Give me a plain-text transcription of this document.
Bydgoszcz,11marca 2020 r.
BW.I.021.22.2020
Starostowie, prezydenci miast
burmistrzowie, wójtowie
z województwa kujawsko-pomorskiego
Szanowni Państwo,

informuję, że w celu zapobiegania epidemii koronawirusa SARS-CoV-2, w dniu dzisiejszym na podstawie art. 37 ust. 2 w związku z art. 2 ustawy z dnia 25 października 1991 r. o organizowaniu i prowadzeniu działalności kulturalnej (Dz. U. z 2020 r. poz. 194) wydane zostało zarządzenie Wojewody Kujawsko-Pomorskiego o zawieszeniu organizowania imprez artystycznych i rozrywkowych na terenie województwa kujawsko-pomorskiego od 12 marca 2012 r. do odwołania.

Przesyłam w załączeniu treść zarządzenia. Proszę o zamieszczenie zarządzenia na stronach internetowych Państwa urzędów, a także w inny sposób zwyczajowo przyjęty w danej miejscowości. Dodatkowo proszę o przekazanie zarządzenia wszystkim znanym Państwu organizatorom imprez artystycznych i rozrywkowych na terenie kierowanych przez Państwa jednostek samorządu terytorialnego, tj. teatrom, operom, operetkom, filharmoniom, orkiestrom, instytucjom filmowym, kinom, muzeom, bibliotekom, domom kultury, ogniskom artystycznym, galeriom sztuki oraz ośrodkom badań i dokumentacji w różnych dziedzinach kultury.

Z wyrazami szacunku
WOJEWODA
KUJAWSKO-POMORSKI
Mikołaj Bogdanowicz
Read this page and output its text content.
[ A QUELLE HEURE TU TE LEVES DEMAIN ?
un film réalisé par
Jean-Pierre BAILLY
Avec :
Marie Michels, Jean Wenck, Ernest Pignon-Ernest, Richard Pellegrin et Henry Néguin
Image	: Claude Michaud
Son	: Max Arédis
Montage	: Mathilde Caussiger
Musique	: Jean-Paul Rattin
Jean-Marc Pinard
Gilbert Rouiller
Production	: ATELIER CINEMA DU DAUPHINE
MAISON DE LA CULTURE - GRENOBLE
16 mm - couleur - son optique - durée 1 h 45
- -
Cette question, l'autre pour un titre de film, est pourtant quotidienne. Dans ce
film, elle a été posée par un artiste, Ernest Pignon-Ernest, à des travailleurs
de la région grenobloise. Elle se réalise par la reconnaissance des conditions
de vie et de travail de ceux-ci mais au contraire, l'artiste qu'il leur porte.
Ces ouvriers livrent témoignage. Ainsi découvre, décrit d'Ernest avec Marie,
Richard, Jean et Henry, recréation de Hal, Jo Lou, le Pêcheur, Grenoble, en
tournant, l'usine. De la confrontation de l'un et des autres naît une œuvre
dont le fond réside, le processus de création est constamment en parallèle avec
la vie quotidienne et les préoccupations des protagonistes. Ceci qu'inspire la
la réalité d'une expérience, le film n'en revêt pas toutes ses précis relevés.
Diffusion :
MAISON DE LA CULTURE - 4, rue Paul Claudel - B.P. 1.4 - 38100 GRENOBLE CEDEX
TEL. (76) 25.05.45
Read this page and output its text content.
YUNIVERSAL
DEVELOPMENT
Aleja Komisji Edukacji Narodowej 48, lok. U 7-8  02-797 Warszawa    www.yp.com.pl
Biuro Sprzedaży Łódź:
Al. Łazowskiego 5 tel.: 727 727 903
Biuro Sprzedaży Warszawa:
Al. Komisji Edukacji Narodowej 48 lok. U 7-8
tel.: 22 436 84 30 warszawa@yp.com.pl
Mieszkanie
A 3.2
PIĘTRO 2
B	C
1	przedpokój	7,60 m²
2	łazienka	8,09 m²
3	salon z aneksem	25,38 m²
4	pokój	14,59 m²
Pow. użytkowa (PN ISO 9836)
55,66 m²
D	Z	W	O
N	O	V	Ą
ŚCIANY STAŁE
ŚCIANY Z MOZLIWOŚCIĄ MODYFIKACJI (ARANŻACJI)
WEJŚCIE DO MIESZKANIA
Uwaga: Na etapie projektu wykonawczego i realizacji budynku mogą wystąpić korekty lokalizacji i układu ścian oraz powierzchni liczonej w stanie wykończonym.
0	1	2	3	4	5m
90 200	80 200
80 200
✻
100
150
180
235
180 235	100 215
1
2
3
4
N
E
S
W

────────────────

**EXERCISE DETAILS**
Please quote the data above in full, with no line missing.

**COMPLETED TASK**
Give me a plain-text transcription of this document.
Bydgoszcz,11marca 2020 r.
BW.I.021.22.2020
Starostowie, prezydenci miast
burmistrzowie, wójtowie
z województwa kujawsko-pomorskiego
Szanowni Państwo,

informuję, że w celu zapobiegania epidemii koronawirusa SARS-CoV-2, w dniu dzisiejszym na podstawie art. 37 ust. 2 w związku z art. 2 ustawy z dnia 25 października 1991 r. o organizowaniu i prowadzeniu działalności kulturalnej (Dz. U. z 2020 r. poz. 194) wydane zostało zarządzenie Wojewody Kujawsko-Pomorskiego o zawieszeniu organizowania imprez artystycznych i rozrywkowych na terenie województwa kujawsko-pomorskiego od 12 marca 2012 r. do odwołania.

Przesyłam w załączeniu treść zarządzenia. Proszę o zamieszczenie zarządzenia na stronach internetowych Państwa urzędów, a także w inny sposób zwyczajowo przyjęty w danej miejscowości. Dodatkowo proszę o przekazanie zarządzenia wszystkim znanym Państwu organizatorom imprez artystycznych i rozrywkowych na terenie kierowanych przez Państwa jednostek samorządu terytorialnego, tj. teatrom, operom, operetkom, filharmoniom, orkiestrom, instytucjom filmowym, kinom, muzeom, bibliotekom, domom kultury, ogniskom artystycznym, galeriom sztuki oraz ośrodkom badań i dokumentacji w różnych dziedzinach kultury.

Z wyrazami szacunku
WOJEWODA
KUJAWSKO-POMORSKI
Mikołaj Bogdanowicz
Read this page and output its text content.
[ A QUELLE HEURE TU TE LEVES DEMAIN ?
un film réalisé par
Jean-Pierre BAILLY
Avec :
Marie Michels, Jean Wenck, Ernest Pignon-Ernest, Richard Pellegrin et Henry Néguin
Image	: Claude Michaud
Son	: Max Arédis
Montage	: Mathilde Caussiger
Musique	: Jean-Paul Rattin
Jean-Marc Pinard
Gilbert Rouiller
Production	: ATELIER CINEMA DU DAUPHINE
MAISON DE LA CULTURE - GRENOBLE
16 mm - couleur - son optique - durée 1 h 45
- -
Cette question, l'autre pour un titre de film, est pourtant quotidienne. Dans ce
film, elle a été posée par un artiste, Ernest Pignon-Ernest, à des travailleurs
de la région grenobloise. Elle se réalise par la reconnaissance des conditions
de vie et de travail de ceux-ci mais au contraire, l'artiste qu'il leur porte.
Ces ouvriers livrent témoignage. Ainsi découvre, décrit d'Ernest avec Marie,
Richard, Jean et Henry, recréation de Hal, Jo Lou, le Pêcheur, Grenoble, en
tournant, l'usine. De la confrontation de l'un et des autres naît une œuvre
dont le fond réside, le processus de création est constamment en parallèle avec
la vie quotidienne et les préoccupations des protagonistes. Ceci qu'inspire la
la réalité d'une expérience, le film n'en revêt pas toutes ses précis relevés.
Diffusion :
MAISON DE LA CULTURE - 4, rue Paul Claudel - B.P. 1.4 - 38100 GRENOBLE CEDEX
TEL. (76) 25.05.45
Read this page and output its text content.
YUNIVERSAL
DEVELOPMENT
Aleja Komisji Edukacji Narodowej 48, lok. U 7-8  02-797 Warszawa    www.yp.com.pl
Biuro Sprzedaży Łódź:
Al. Łazowskiego 5 tel.: 727 727 903
Biuro Sprzedaży Warszawa:
Al. Komisji Edukacji Narodowej 48 lok. U 7-8
tel.: 22 436 84 30 warszawa@yp.com.pl
Mieszkanie
A 3.2
PIĘTRO 2
B	C
1	przedpokój	7,60 m²
2	łazienka	8,09 m²
3	salon z aneksem	25,38 m²
4	pokój	14,59 m²
Pow. użytkowa (PN ISO 9836)
55,66 m²
D	Z	W	O
N	O	V	Ą
ŚCIANY STAŁE
ŚCIANY Z MOZLIWOŚCIĄ MODYFIKACJI (ARANŻACJI)
WEJŚCIE DO MIESZKANIA
Uwaga: Na etapie projektu wykonawczego i realizacji budynku mogą wystąpić korekty lokalizacji i układu ścian oraz powierzchni liczonej w stanie wykończonym.
0	1	2	3	4	5m
90 200	80 200
80 200
✻
100
150
180
235
180 235	100 215
1
2
3
4
N
E
S
W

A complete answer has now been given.